**Data provided:**
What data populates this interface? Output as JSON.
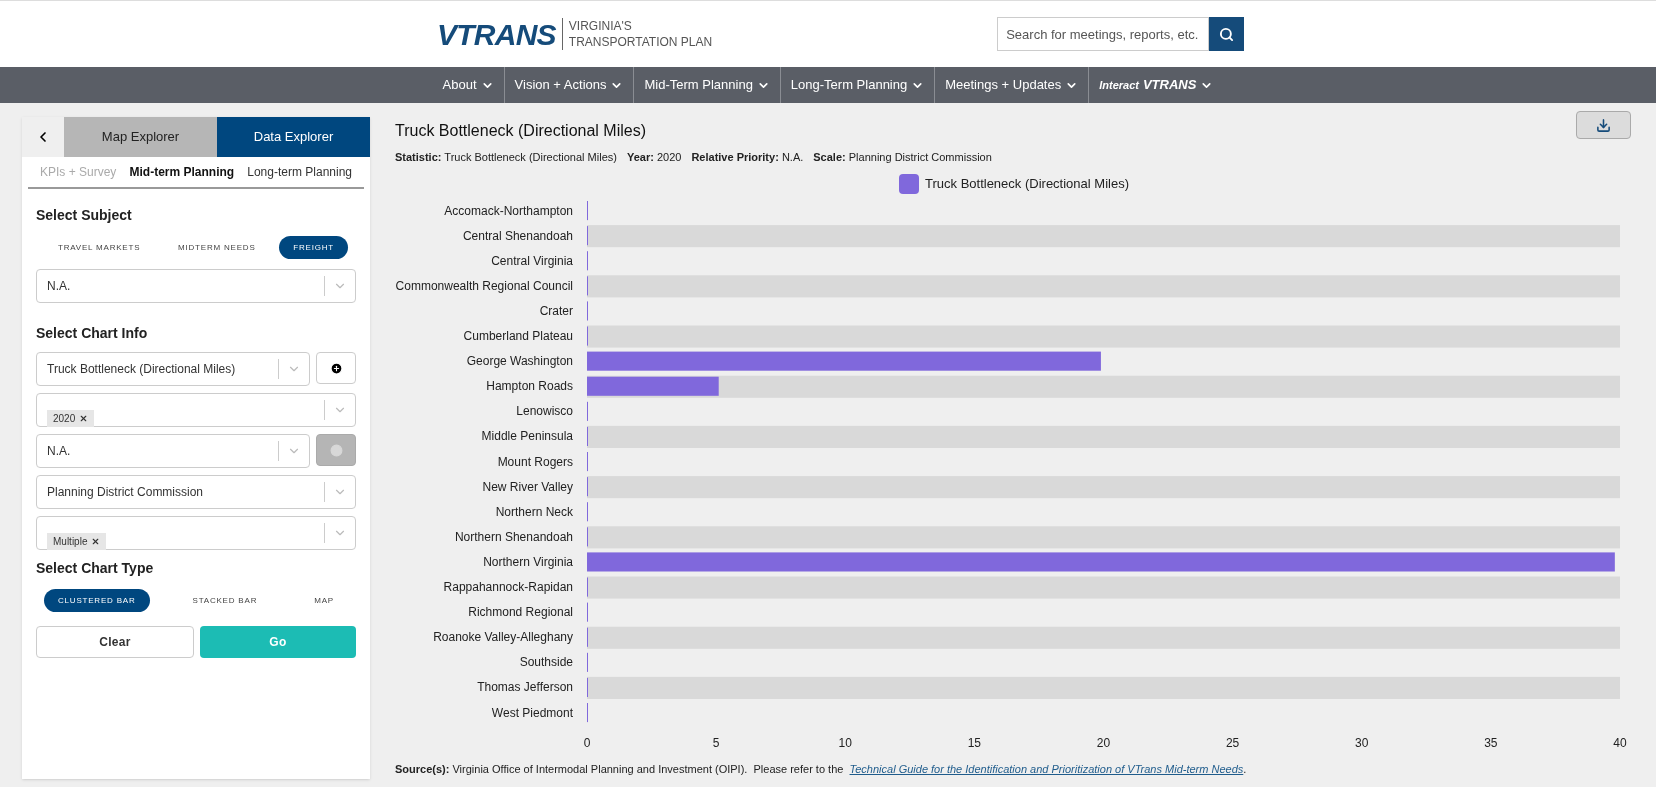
{
  "header": {
    "logo": "VTRANS",
    "logo_subtitle": [
      "VIRGINIA'S",
      "TRANSPORTATION PLAN"
    ],
    "search": {
      "placeholder": "Search for meetings, reports, etc."
    }
  },
  "nav": [
    {
      "label": "About"
    },
    {
      "label": "Vision + Actions"
    },
    {
      "label": "Mid-Term Planning"
    },
    {
      "label": "Long-Term Planning"
    },
    {
      "label": "Meetings + Updates"
    },
    {
      "label": "VTRANS",
      "prefix": "Interact"
    }
  ],
  "sidebar": {
    "explorer_tabs": [
      {
        "label": "Map Explorer",
        "selected": false
      },
      {
        "label": "Data Explorer",
        "selected": true
      }
    ],
    "sub_tabs": [
      {
        "label": "KPIs + Survey",
        "selected": false
      },
      {
        "label": "Mid-term Planning",
        "selected": true
      },
      {
        "label": "Long-term Planning",
        "selected": false
      }
    ],
    "subject_heading": "Select Subject",
    "subjects": [
      {
        "label": "TRAVEL MARKETS",
        "selected": false
      },
      {
        "label": "MIDTERM NEEDS",
        "selected": false
      },
      {
        "label": "FREIGHT",
        "selected": true
      }
    ],
    "subject_select": "N.A.",
    "chart_info_heading": "Select Chart Info",
    "selects": [
      {
        "kind": "single",
        "value": "Truck Bottleneck (Directional Miles)",
        "add_button": true,
        "disabled": false
      },
      {
        "kind": "tags",
        "value": "2020"
      },
      {
        "kind": "single",
        "value": "N.A.",
        "add_button": true,
        "disabled": true
      },
      {
        "kind": "single",
        "value": "Planning District Commission"
      },
      {
        "kind": "tags",
        "value": "Multiple"
      }
    ],
    "chart_type_heading": "Select Chart Type",
    "chart_types": [
      {
        "label": "CLUSTERED BAR",
        "selected": true
      },
      {
        "label": "STACKED BAR",
        "selected": false
      },
      {
        "label": "MAP",
        "selected": false
      }
    ],
    "buttons": [
      "Clear",
      "Go"
    ]
  },
  "main": {
    "title": "Truck Bottleneck (Directional Miles)",
    "meta": [
      {
        "key": "Statistic:",
        "value": "Truck Bottleneck (Directional Miles)"
      },
      {
        "key": "Year:",
        "value": "2020"
      },
      {
        "key": "Relative Priority:",
        "value": "N.A."
      },
      {
        "key": "Scale:",
        "value": "Planning District Commission"
      }
    ],
    "chart_data": {
      "type": "bar",
      "orientation": "horizontal",
      "categories": [
        "Accomack-Northampton",
        "Central Shenandoah",
        "Central Virginia",
        "Commonwealth Regional Council",
        "Crater",
        "Cumberland Plateau",
        "George Washington",
        "Hampton Roads",
        "Lenowisco",
        "Middle Peninsula",
        "Mount Rogers",
        "New River Valley",
        "Northern Neck",
        "Northern Shenandoah",
        "Northern Virginia",
        "Rappahannock-Rapidan",
        "Richmond Regional",
        "Roanoke Valley-Alleghany",
        "Southside",
        "Thomas Jefferson",
        "West Piedmont"
      ],
      "series": [
        {
          "name": "Truck Bottleneck (Directional Miles)",
          "color": "#8068dc",
          "values": [
            0,
            0,
            0,
            0,
            0,
            0,
            19.9,
            5.1,
            0,
            0,
            0,
            0,
            0,
            0,
            39.8,
            0,
            0,
            0,
            0,
            0,
            0
          ]
        }
      ],
      "xlim": [
        0,
        40
      ],
      "xticks": [
        0,
        5,
        10,
        15,
        20,
        25,
        30,
        35,
        40
      ]
    },
    "source": {
      "label": "Source(s):",
      "text": "Virginia Office of Intermodal Planning and Investment (OIPI).  Please refer to the",
      "link": "Technical Guide for the Identification and Prioritization of VTrans Mid-term Needs",
      "end": "."
    }
  }
}
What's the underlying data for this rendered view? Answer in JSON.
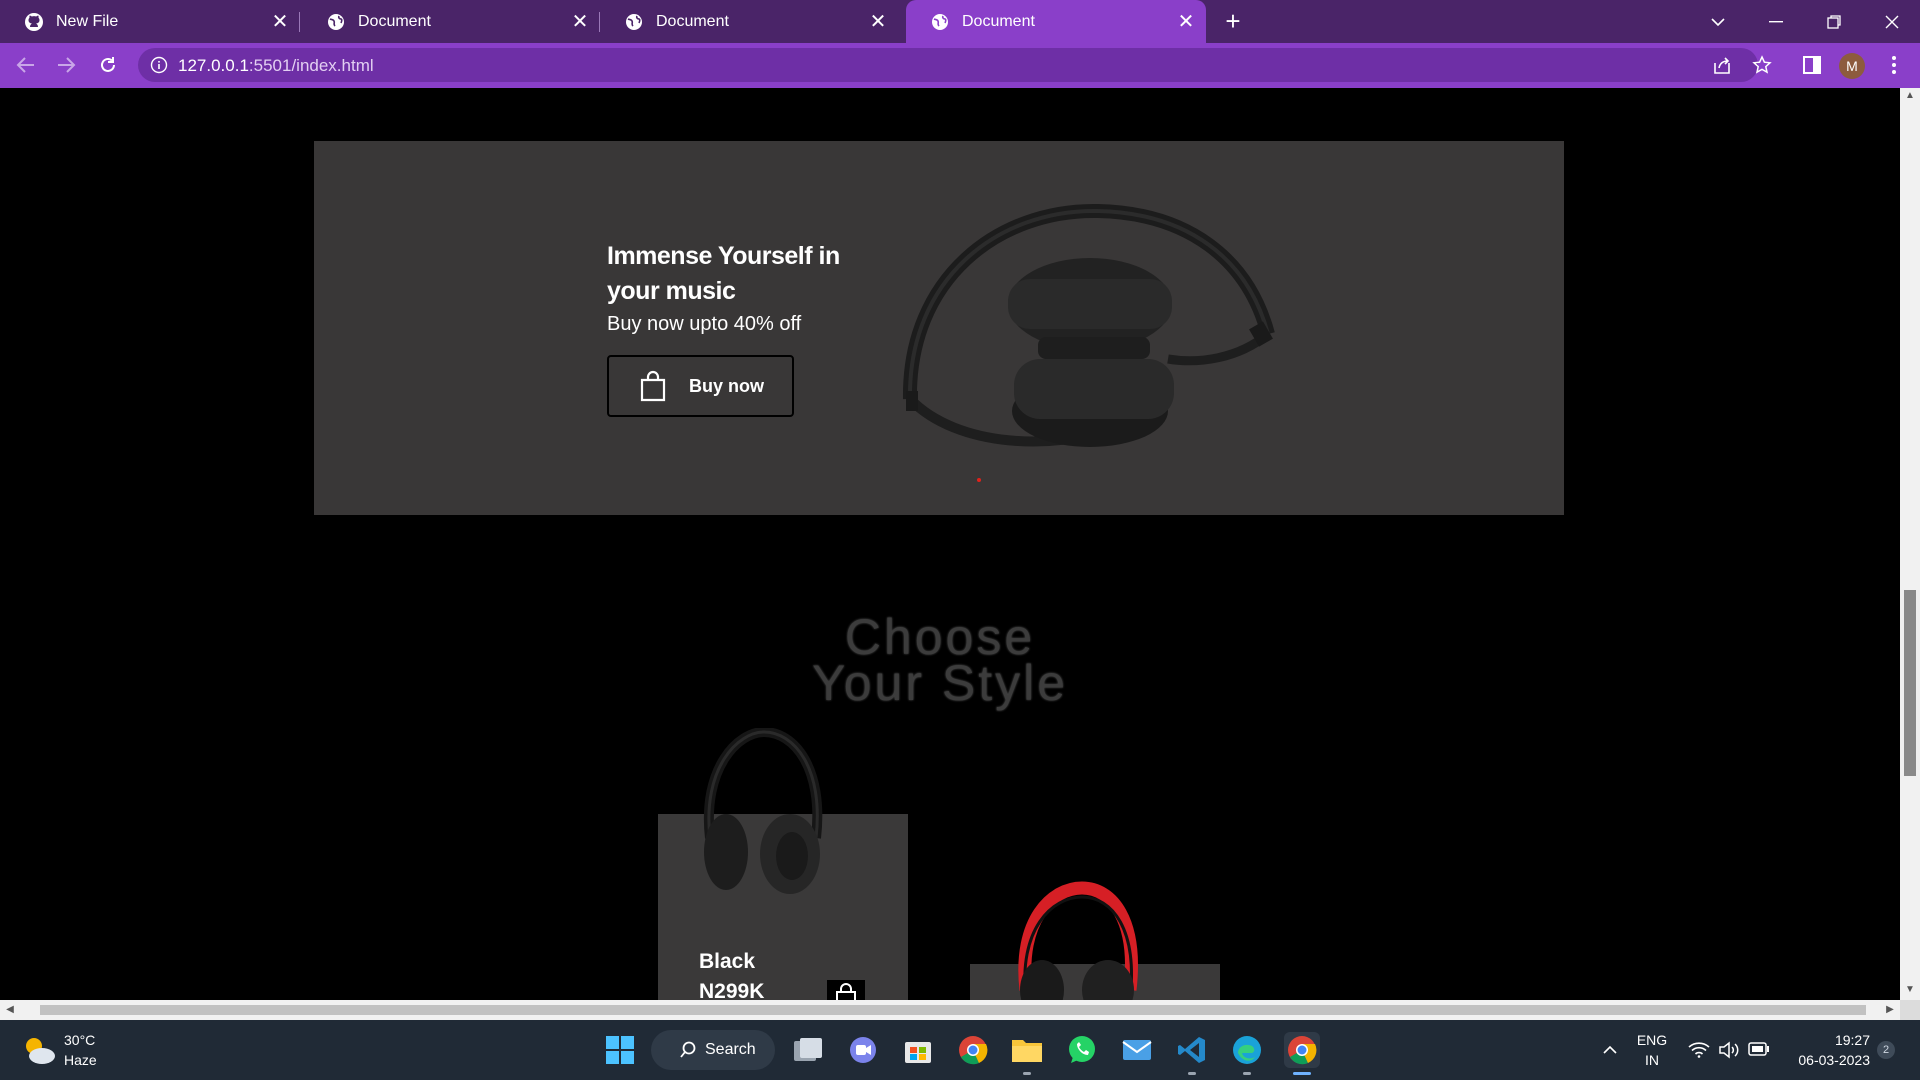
{
  "browser": {
    "tabs": [
      {
        "label": "New File",
        "icon": "github-icon",
        "active": false
      },
      {
        "label": "Document",
        "icon": "globe-icon",
        "active": false
      },
      {
        "label": "Document",
        "icon": "globe-icon",
        "active": false
      },
      {
        "label": "Document",
        "icon": "globe-icon",
        "active": true
      }
    ],
    "url_host": "127.0.0.1",
    "url_path": ":5501/index.html",
    "avatar_letter": "M",
    "accent_color": "#8a3fc9",
    "tabbar_color": "#4a2468"
  },
  "page": {
    "hero": {
      "title": "Immense Yourself in your music",
      "subtitle": "Buy now upto 40% off",
      "button_label": "Buy now",
      "background": "#393737"
    },
    "section_title": "Choose Your Style",
    "products": [
      {
        "name": "Black",
        "price": "N299K",
        "color": "black"
      },
      {
        "name": "",
        "price": "",
        "color": "red"
      }
    ]
  },
  "taskbar": {
    "weather_temp": "30°C",
    "weather_desc": "Haze",
    "search_label": "Search",
    "lang_top": "ENG",
    "lang_bottom": "IN",
    "time": "19:27",
    "date": "06-03-2023",
    "notification_count": "2"
  }
}
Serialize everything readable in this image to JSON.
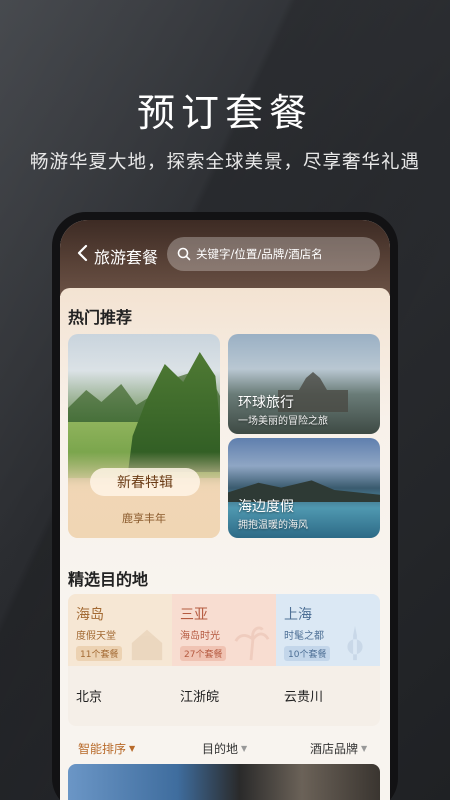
{
  "promo": {
    "title": "预订套餐",
    "subtitle": "畅游华夏大地，探索全球美景，尽享奢华礼遇"
  },
  "header": {
    "title": "旅游套餐",
    "search_placeholder": "关键字/位置/品牌/酒店名"
  },
  "hot": {
    "title": "热门推荐",
    "feature": {
      "pill": "新春特辑",
      "sub": "鹿享丰年"
    },
    "card1": {
      "title": "环球旅行",
      "desc": "一场美丽的冒险之旅"
    },
    "card2": {
      "title": "海边度假",
      "desc": "拥抱温暖的海风"
    }
  },
  "destinations": {
    "title": "精选目的地",
    "top": [
      {
        "name": "海岛",
        "desc": "度假天堂",
        "badge": "11个套餐",
        "bg": "#f6e7d4",
        "color": "#a36a33",
        "badgeBg": "#ecd2b2"
      },
      {
        "name": "三亚",
        "desc": "海岛时光",
        "badge": "27个套餐",
        "bg": "#f8ddd1",
        "color": "#b55a40",
        "badgeBg": "#f0c3b3"
      },
      {
        "name": "上海",
        "desc": "时髦之都",
        "badge": "10个套餐",
        "bg": "#dbe8f4",
        "color": "#4d6f95",
        "badgeBg": "#c3d6ea"
      }
    ],
    "bottom": [
      "北京",
      "江浙皖",
      "云贵川"
    ]
  },
  "filters": {
    "sort": "智能排序",
    "destination": "目的地",
    "brand": "酒店品牌"
  },
  "colors": {
    "accent": "#b86a2a"
  }
}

**Written instruction:**
Write out the full set of lines verbatim, without the pictures.

**Exercise answer:**
What data populates this interface? Output as JSON.
{
  "header": {
    "logo": "VTRANS",
    "logo_subtitle": [
      "VIRGINIA'S",
      "TRANSPORTATION PLAN"
    ],
    "search": {
      "placeholder": "Search for meetings, reports, etc."
    }
  },
  "nav": [
    {
      "label": "About"
    },
    {
      "label": "Vision + Actions"
    },
    {
      "label": "Mid-Term Planning"
    },
    {
      "label": "Long-Term Planning"
    },
    {
      "label": "Meetings + Updates"
    },
    {
      "label": "VTRANS",
      "prefix": "Interact"
    }
  ],
  "sidebar": {
    "explorer_tabs": [
      {
        "label": "Map Explorer",
        "selected": false
      },
      {
        "label": "Data Explorer",
        "selected": true
      }
    ],
    "sub_tabs": [
      {
        "label": "KPIs + Survey",
        "selected": false
      },
      {
        "label": "Mid-term Planning",
        "selected": true
      },
      {
        "label": "Long-term Planning",
        "selected": false
      }
    ],
    "subject_heading": "Select Subject",
    "subjects": [
      {
        "label": "TRAVEL MARKETS",
        "selected": false
      },
      {
        "label": "MIDTERM NEEDS",
        "selected": false
      },
      {
        "label": "FREIGHT",
        "selected": true
      }
    ],
    "subject_select": "N.A.",
    "chart_info_heading": "Select Chart Info",
    "selects": [
      {
        "kind": "single",
        "value": "Truck Bottleneck (Directional Miles)",
        "add_button": true,
        "disabled": false
      },
      {
        "kind": "tags",
        "value": "2020"
      },
      {
        "kind": "single",
        "value": "N.A.",
        "add_button": true,
        "disabled": true
      },
      {
        "kind": "single",
        "value": "Planning District Commission"
      },
      {
        "kind": "tags",
        "value": "Multiple"
      }
    ],
    "chart_type_heading": "Select Chart Type",
    "chart_types": [
      {
        "label": "CLUSTERED BAR",
        "selected": true
      },
      {
        "label": "STACKED BAR",
        "selected": false
      },
      {
        "label": "MAP",
        "selected": false
      }
    ],
    "buttons": [
      "Clear",
      "Go"
    ]
  },
  "main": {
    "title": "Truck Bottleneck (Directional Miles)",
    "meta": [
      {
        "key": "Statistic:",
        "value": "Truck Bottleneck (Directional Miles)"
      },
      {
        "key": "Year:",
        "value": "2020"
      },
      {
        "key": "Relative Priority:",
        "value": "N.A."
      },
      {
        "key": "Scale:",
        "value": "Planning District Commission"
      }
    ],
    "chart_data": {
      "type": "bar",
      "orientation": "horizontal",
      "categories": [
        "Accomack-Northampton",
        "Central Shenandoah",
        "Central Virginia",
        "Commonwealth Regional Council",
        "Crater",
        "Cumberland Plateau",
        "George Washington",
        "Hampton Roads",
        "Lenowisco",
        "Middle Peninsula",
        "Mount Rogers",
        "New River Valley",
        "Northern Neck",
        "Northern Shenandoah",
        "Northern Virginia",
        "Rappahannock-Rapidan",
        "Richmond Regional",
        "Roanoke Valley-Alleghany",
        "Southside",
        "Thomas Jefferson",
        "West Piedmont"
      ],
      "series": [
        {
          "name": "Truck Bottleneck (Directional Miles)",
          "color": "#8068dc",
          "values": [
            0,
            0,
            0,
            0,
            0,
            0,
            19.9,
            5.1,
            0,
            0,
            0,
            0,
            0,
            0,
            39.8,
            0,
            0,
            0,
            0,
            0,
            0
          ]
        }
      ],
      "xlim": [
        0,
        40
      ],
      "xticks": [
        0,
        5,
        10,
        15,
        20,
        25,
        30,
        35,
        40
      ]
    },
    "source": {
      "label": "Source(s):",
      "text": "Virginia Office of Intermodal Planning and Investment (OIPI).  Please refer to the",
      "link": "Technical Guide for the Identification and Prioritization of VTrans Mid-term Needs",
      "end": "."
    }
  }
}
What's the underlying data for this rendered view? Answer in JSON.
{
  "browser": {
    "tabs": [
      {
        "label": "New File",
        "icon": "github-icon",
        "active": false
      },
      {
        "label": "Document",
        "icon": "globe-icon",
        "active": false
      },
      {
        "label": "Document",
        "icon": "globe-icon",
        "active": false
      },
      {
        "label": "Document",
        "icon": "globe-icon",
        "active": true
      }
    ],
    "url_host": "127.0.0.1",
    "url_path": ":5501/index.html",
    "avatar_letter": "M",
    "accent_color": "#8a3fc9",
    "tabbar_color": "#4a2468"
  },
  "page": {
    "hero": {
      "title": "Immense Yourself in your music",
      "subtitle": "Buy now upto 40% off",
      "button_label": "Buy now",
      "background": "#393737"
    },
    "section_title": "Choose Your Style",
    "products": [
      {
        "name": "Black",
        "price": "N299K",
        "color": "black"
      },
      {
        "name": "",
        "price": "",
        "color": "red"
      }
    ]
  },
  "taskbar": {
    "weather_temp": "30°C",
    "weather_desc": "Haze",
    "search_label": "Search",
    "lang_top": "ENG",
    "lang_bottom": "IN",
    "time": "19:27",
    "date": "06-03-2023",
    "notification_count": "2"
  }
}
Serialize everything readable in this image to JSON.
{
  "promo": {
    "title": "预订套餐",
    "subtitle": "畅游华夏大地，探索全球美景，尽享奢华礼遇"
  },
  "header": {
    "title": "旅游套餐",
    "search_placeholder": "关键字/位置/品牌/酒店名"
  },
  "hot": {
    "title": "热门推荐",
    "feature": {
      "pill": "新春特辑",
      "sub": "鹿享丰年"
    },
    "card1": {
      "title": "环球旅行",
      "desc": "一场美丽的冒险之旅"
    },
    "card2": {
      "title": "海边度假",
      "desc": "拥抱温暖的海风"
    }
  },
  "destinations": {
    "title": "精选目的地",
    "top": [
      {
        "name": "海岛",
        "desc": "度假天堂",
        "badge": "11个套餐",
        "bg": "#f6e7d4",
        "color": "#a36a33",
        "badgeBg": "#ecd2b2"
      },
      {
        "name": "三亚",
        "desc": "海岛时光",
        "badge": "27个套餐",
        "bg": "#f8ddd1",
        "color": "#b55a40",
        "badgeBg": "#f0c3b3"
      },
      {
        "name": "上海",
        "desc": "时髦之都",
        "badge": "10个套餐",
        "bg": "#dbe8f4",
        "color": "#4d6f95",
        "badgeBg": "#c3d6ea"
      }
    ],
    "bottom": [
      "北京",
      "江浙皖",
      "云贵川"
    ]
  },
  "filters": {
    "sort": "智能排序",
    "destination": "目的地",
    "brand": "酒店品牌"
  },
  "colors": {
    "accent": "#b86a2a"
  }
}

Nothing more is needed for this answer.